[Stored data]
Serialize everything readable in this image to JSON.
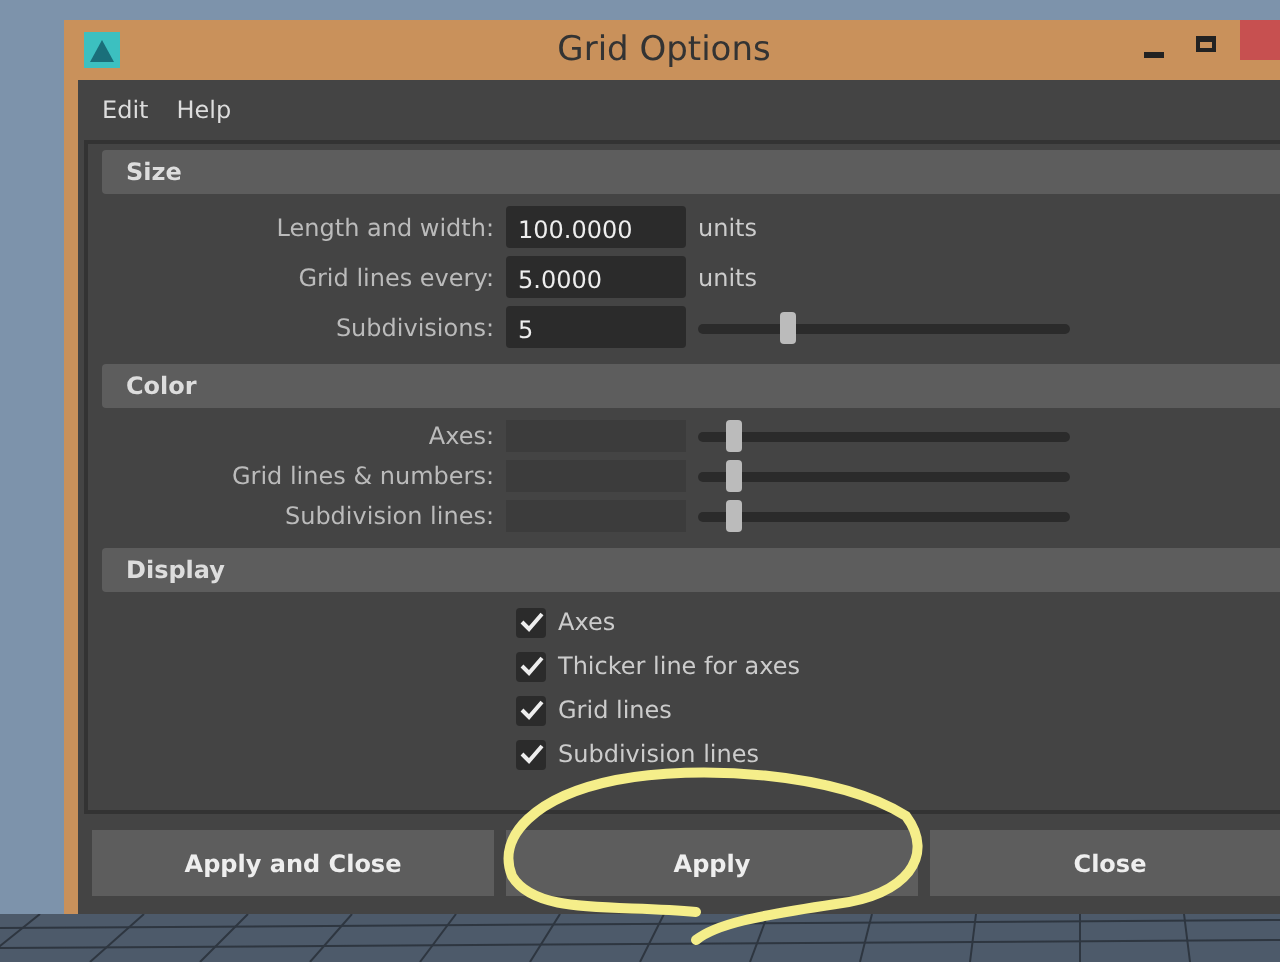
{
  "window": {
    "title": "Grid Options"
  },
  "menu": [
    "Edit",
    "Help"
  ],
  "sections": [
    {
      "title": "Size",
      "rows": [
        {
          "kind": "field",
          "label": "Length and width:",
          "value": "100.0000",
          "unit": "units"
        },
        {
          "kind": "field",
          "label": "Grid lines every:",
          "value": "5.0000",
          "unit": "units"
        },
        {
          "kind": "slider",
          "label": "Subdivisions:",
          "value": "5",
          "level": 0.23
        }
      ]
    },
    {
      "title": "Color",
      "rows": [
        {
          "kind": "color",
          "label": "Axes:",
          "level": 0.08
        },
        {
          "kind": "color",
          "label": "Grid lines & numbers:",
          "level": 0.08
        },
        {
          "kind": "color",
          "label": "Subdivision lines:",
          "level": 0.08
        }
      ]
    },
    {
      "title": "Display",
      "rows": [
        {
          "kind": "check",
          "label": "Axes",
          "checked": true
        },
        {
          "kind": "check",
          "label": "Thicker line for axes",
          "checked": true
        },
        {
          "kind": "check",
          "label": "Grid lines",
          "checked": true
        },
        {
          "kind": "check",
          "label": "Subdivision lines",
          "checked": true
        }
      ]
    }
  ],
  "buttons": [
    "Apply and Close",
    "Apply",
    "Close"
  ]
}
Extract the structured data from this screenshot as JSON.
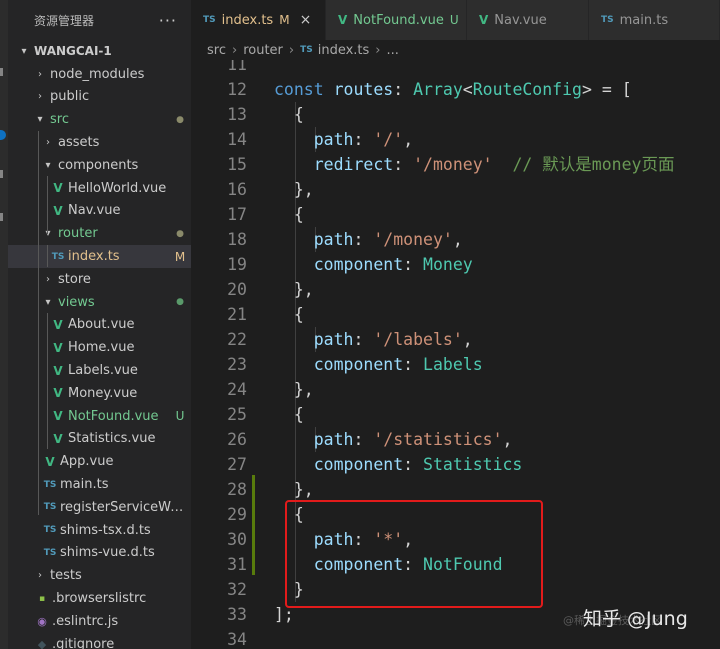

WHAT THE TASK ASKS
Copy the records word for word, leaving no picture in the copy.

TASK OUTPUT
Serialize everything readable in this image to JSON.
{
  "window": {
    "title": "Grid Options"
  },
  "menu": [
    "Edit",
    "Help"
  ],
  "sections": [
    {
      "title": "Size",
      "rows": [
        {
          "kind": "field",
          "label": "Length and width:",
          "value": "100.0000",
          "unit": "units"
        },
        {
          "kind": "field",
          "label": "Grid lines every:",
          "value": "5.0000",
          "unit": "units"
        },
        {
          "kind": "slider",
          "label": "Subdivisions:",
          "value": "5",
          "level": 0.23
        }
      ]
    },
    {
      "title": "Color",
      "rows": [
        {
          "kind": "color",
          "label": "Axes:",
          "level": 0.08
        },
        {
          "kind": "color",
          "label": "Grid lines & numbers:",
          "level": 0.08
        },
        {
          "kind": "color",
          "label": "Subdivision lines:",
          "level": 0.08
        }
      ]
    },
    {
      "title": "Display",
      "rows": [
        {
          "kind": "check",
          "label": "Axes",
          "checked": true
        },
        {
          "kind": "check",
          "label": "Thicker line for axes",
          "checked": true
        },
        {
          "kind": "check",
          "label": "Grid lines",
          "checked": true
        },
        {
          "kind": "check",
          "label": "Subdivision lines",
          "checked": true
        }
      ]
    }
  ],
  "buttons": [
    "Apply and Close",
    "Apply",
    "Close"
  ]
}
Extract the structured data from this screenshot as JSON.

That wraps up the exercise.